■ Supplied entries:
• • • •
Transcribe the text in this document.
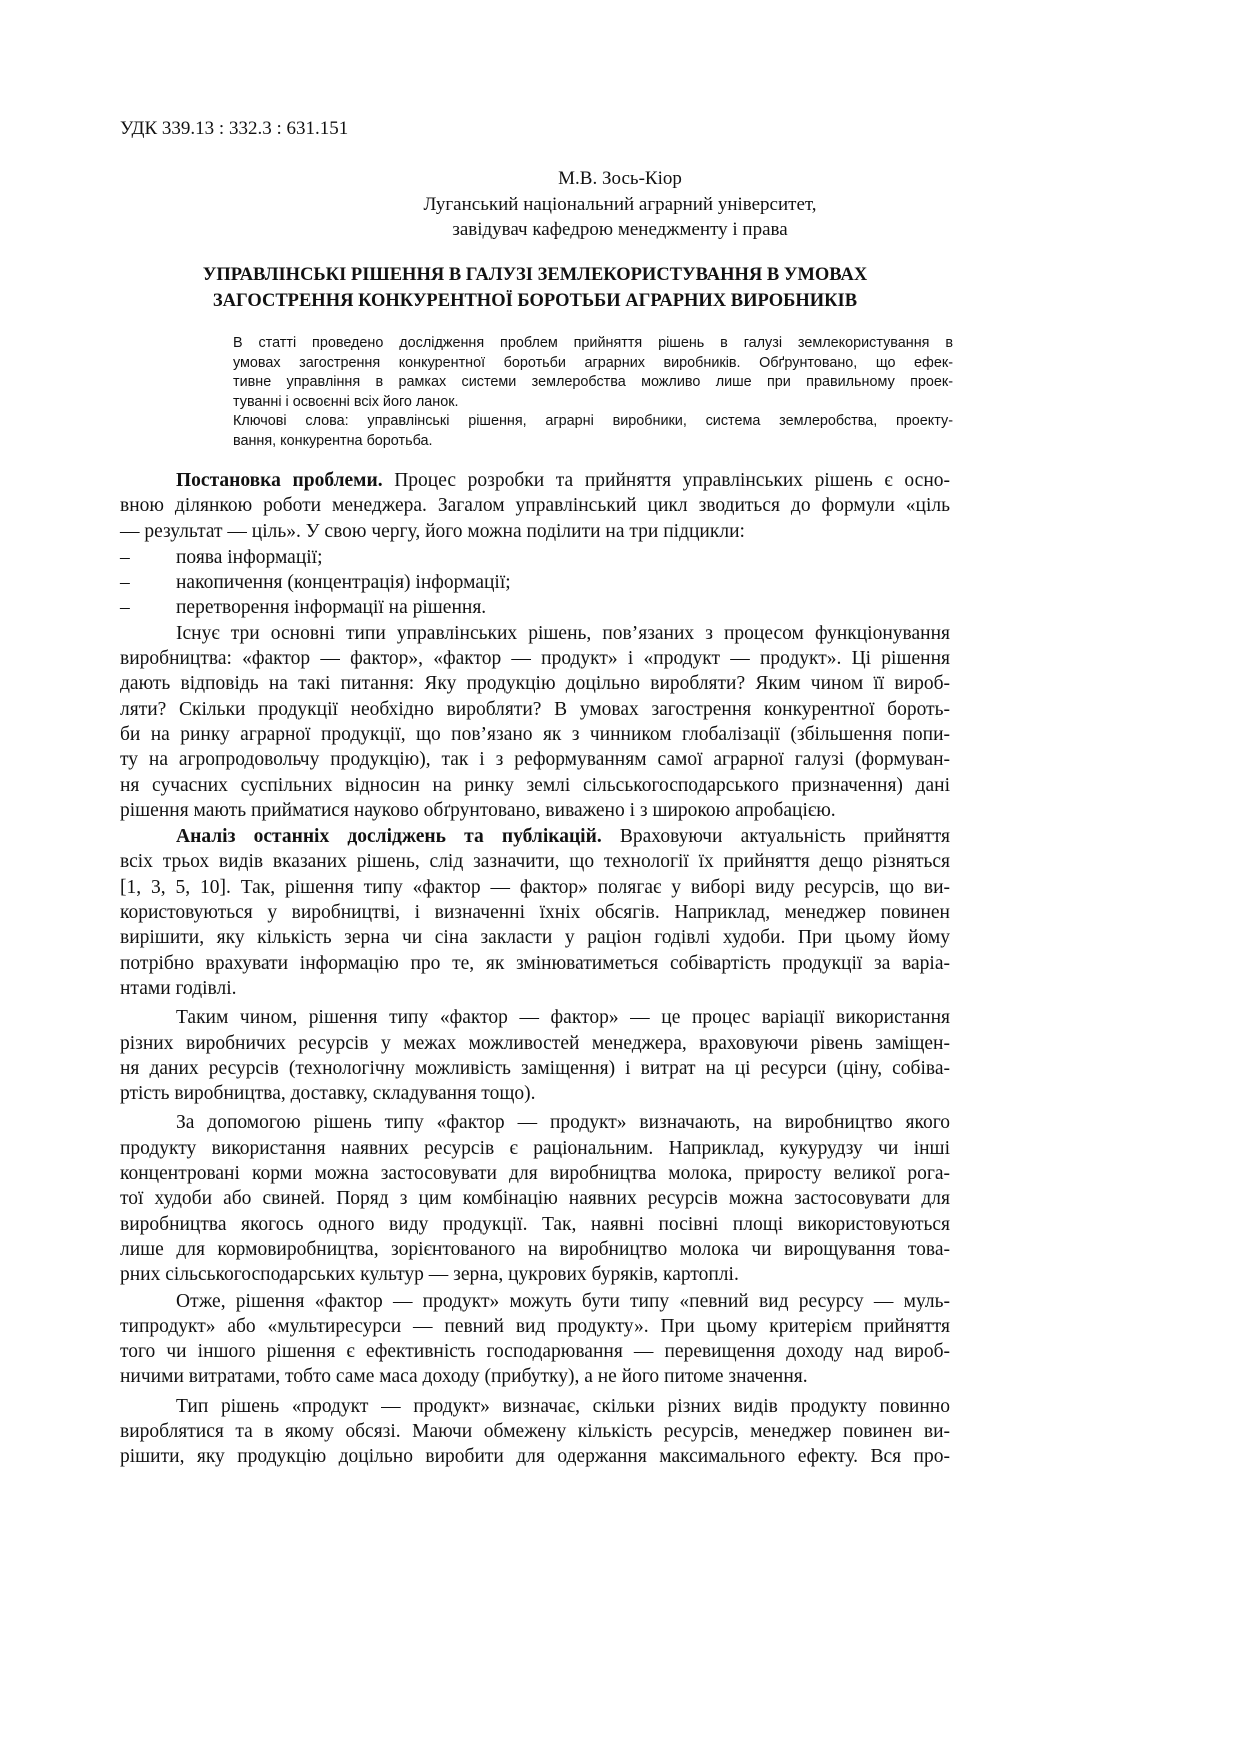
УДК 339.13 : 332.3 : 631.151
М.В. Зось-Кіор
Луганський національний аграрний університет,
завідувач кафедрою менеджменту і права
УПРАВЛІНСЬКІ РІШЕННЯ В ГАЛУЗІ ЗЕМЛЕКОРИСТУВАННЯ В УМОВАХ
ЗАГОСТРЕННЯ КОНКУРЕНТНОЇ БОРОТЬБИ АГРАРНИХ ВИРОБНИКІВ
В статті проведено дослідження проблем прийняття рішень в галузі землекористування в
умовах загострення конкурентної боротьби аграрних виробників. Обґрунтовано, що ефек-
тивне управління в рамках системи землеробства можливо лише при правильному проек-
туванні і освоєнні всіх його ланок.
Ключові слова: управлінські рішення, аграрні виробники, система землеробства, проекту-
вання, конкурентна боротьба.
Постановка проблеми. Процес розробки та прийняття управлінських рішень є осно-
вною ділянкою роботи менеджера. Загалом управлінський цикл зводиться до формули «ціль
— результат — ціль». У свою чергу, його можна поділити на три підцикли:
–	поява інформації;
–	накопичення (концентрація) інформації;
–	перетворення інформації на рішення.
Існує три основні типи управлінських рішень, пов’язаних з процесом функціонування
виробництва: «фактор — фактор», «фактор — продукт» і «продукт — продукт». Ці рішення
дають відповідь на такі питання: Яку продукцію доцільно виробляти? Яким чином її вироб-
ляти? Скільки продукції необхідно виробляти? В умовах загострення конкурентної бороть-
би на ринку аграрної продукції, що пов’язано як з чинником глобалізації (збільшення попи-
ту на агропродовольчу продукцію), так і з реформуванням самої аграрної галузі (формуван-
ня сучасних суспільних відносин на ринку землі сільськогосподарського призначення) дані
рішення мають прийматися науково обґрунтовано, виважено і з широкою апробацією.
Аналіз останніх досліджень та публікацій. Враховуючи актуальність прийняття
всіх трьох видів вказаних рішень, слід зазначити, що технології їх прийняття дещо різняться
[1, 3, 5, 10]. Так, рішення типу «фактор — фактор» полягає у виборі виду ресурсів, що ви-
користовуються у виробництві, і визначенні їхніх обсягів. Наприклад, менеджер повинен
вирішити, яку кількість зерна чи сіна закласти у раціон годівлі худоби. При цьому йому
потрібно врахувати інформацію про те, як змінюватиметься собівартість продукції за варіа-
нтами годівлі.
Таким чином, рішення типу «фактор — фактор» — це процес варіації використання
різних виробничих ресурсів у межах можливостей менеджера, враховуючи рівень заміщен-
ня даних ресурсів (технологічну можливість заміщення) і витрат на ці ресурси (ціну, собіва-
ртість виробництва, доставку, складування тощо).
За допомогою рішень типу «фактор — продукт» визначають, на виробництво якого
продукту використання наявних ресурсів є раціональним. Наприклад, кукурудзу чи інші
концентровані корми можна застосовувати для виробництва молока, приросту великої рога-
тої худоби або свиней. Поряд з цим комбінацію наявних ресурсів можна застосовувати для
виробництва якогось одного виду продукції. Так, наявні посівні площі використовуються
лише для кормовиробництва, зорієнтованого на виробництво молока чи вирощування това-
рних сільськогосподарських культур — зерна, цукрових буряків, картоплі.
Отже, рішення «фактор — продукт» можуть бути типу «певний вид ресурсу — муль-
типродукт» або «мультиресурси — певний вид продукту». При цьому критерієм прийняття
того чи іншого рішення є ефективність господарювання — перевищення доходу над вироб-
ничими витратами, тобто саме маса доходу (прибутку), а не його питоме значення.
Тип рішень «продукт — продукт» визначає, скільки різних видів продукту повинно
вироблятися та в якому обсязі. Маючи обмежену кількість ресурсів, менеджер повинен ви-
рішити, яку продукцію доцільно виробити для одержання максимального ефекту. Вся про-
• • • •
■ Work required: Repeat the data exactly, dropping every picture it holds.

■ Exercise solution:
Transcribe the text in this document.
УДК 339.13 : 332.3 : 631.151
М.В. Зось-Кіор
Луганський національний аграрний університет,
завідувач кафедрою менеджменту і права
УПРАВЛІНСЬКІ РІШЕННЯ В ГАЛУЗІ ЗЕМЛЕКОРИСТУВАННЯ В УМОВАХ
ЗАГОСТРЕННЯ КОНКУРЕНТНОЇ БОРОТЬБИ АГРАРНИХ ВИРОБНИКІВ
В статті проведено дослідження проблем прийняття рішень в галузі землекористування в
умовах загострення конкурентної боротьби аграрних виробників. Обґрунтовано, що ефек-
тивне управління в рамках системи землеробства можливо лише при правильному проек-
туванні і освоєнні всіх його ланок.
Ключові слова: управлінські рішення, аграрні виробники, система землеробства, проекту-
вання, конкурентна боротьба.
Постановка проблеми. Процес розробки та прийняття управлінських рішень є осно-
вною ділянкою роботи менеджера. Загалом управлінський цикл зводиться до формули «ціль
— результат — ціль». У свою чергу, його можна поділити на три підцикли:
–	поява інформації;
–	накопичення (концентрація) інформації;
–	перетворення інформації на рішення.
Існує три основні типи управлінських рішень, пов’язаних з процесом функціонування
виробництва: «фактор — фактор», «фактор — продукт» і «продукт — продукт». Ці рішення
дають відповідь на такі питання: Яку продукцію доцільно виробляти? Яким чином її вироб-
ляти? Скільки продукції необхідно виробляти? В умовах загострення конкурентної бороть-
би на ринку аграрної продукції, що пов’язано як з чинником глобалізації (збільшення попи-
ту на агропродовольчу продукцію), так і з реформуванням самої аграрної галузі (формуван-
ня сучасних суспільних відносин на ринку землі сільськогосподарського призначення) дані
рішення мають прийматися науково обґрунтовано, виважено і з широкою апробацією.
Аналіз останніх досліджень та публікацій. Враховуючи актуальність прийняття
всіх трьох видів вказаних рішень, слід зазначити, що технології їх прийняття дещо різняться
[1, 3, 5, 10]. Так, рішення типу «фактор — фактор» полягає у виборі виду ресурсів, що ви-
користовуються у виробництві, і визначенні їхніх обсягів. Наприклад, менеджер повинен
вирішити, яку кількість зерна чи сіна закласти у раціон годівлі худоби. При цьому йому
потрібно врахувати інформацію про те, як змінюватиметься собівартість продукції за варіа-
нтами годівлі.
Таким чином, рішення типу «фактор — фактор» — це процес варіації використання
різних виробничих ресурсів у межах можливостей менеджера, враховуючи рівень заміщен-
ня даних ресурсів (технологічну можливість заміщення) і витрат на ці ресурси (ціну, собіва-
ртість виробництва, доставку, складування тощо).
За допомогою рішень типу «фактор — продукт» визначають, на виробництво якого
продукту використання наявних ресурсів є раціональним. Наприклад, кукурудзу чи інші
концентровані корми можна застосовувати для виробництва молока, приросту великої рога-
тої худоби або свиней. Поряд з цим комбінацію наявних ресурсів можна застосовувати для
виробництва якогось одного виду продукції. Так, наявні посівні площі використовуються
лише для кормовиробництва, зорієнтованого на виробництво молока чи вирощування това-
рних сільськогосподарських культур — зерна, цукрових буряків, картоплі.
Отже, рішення «фактор — продукт» можуть бути типу «певний вид ресурсу — муль-
типродукт» або «мультиресурси — певний вид продукту». При цьому критерієм прийняття
того чи іншого рішення є ефективність господарювання — перевищення доходу над вироб-
ничими витратами, тобто саме маса доходу (прибутку), а не його питоме значення.
Тип рішень «продукт — продукт» визначає, скільки різних видів продукту повинно
вироблятися та в якому обсязі. Маючи обмежену кількість ресурсів, менеджер повинен ви-
рішити, яку продукцію доцільно виробити для одержання максимального ефекту. Вся про-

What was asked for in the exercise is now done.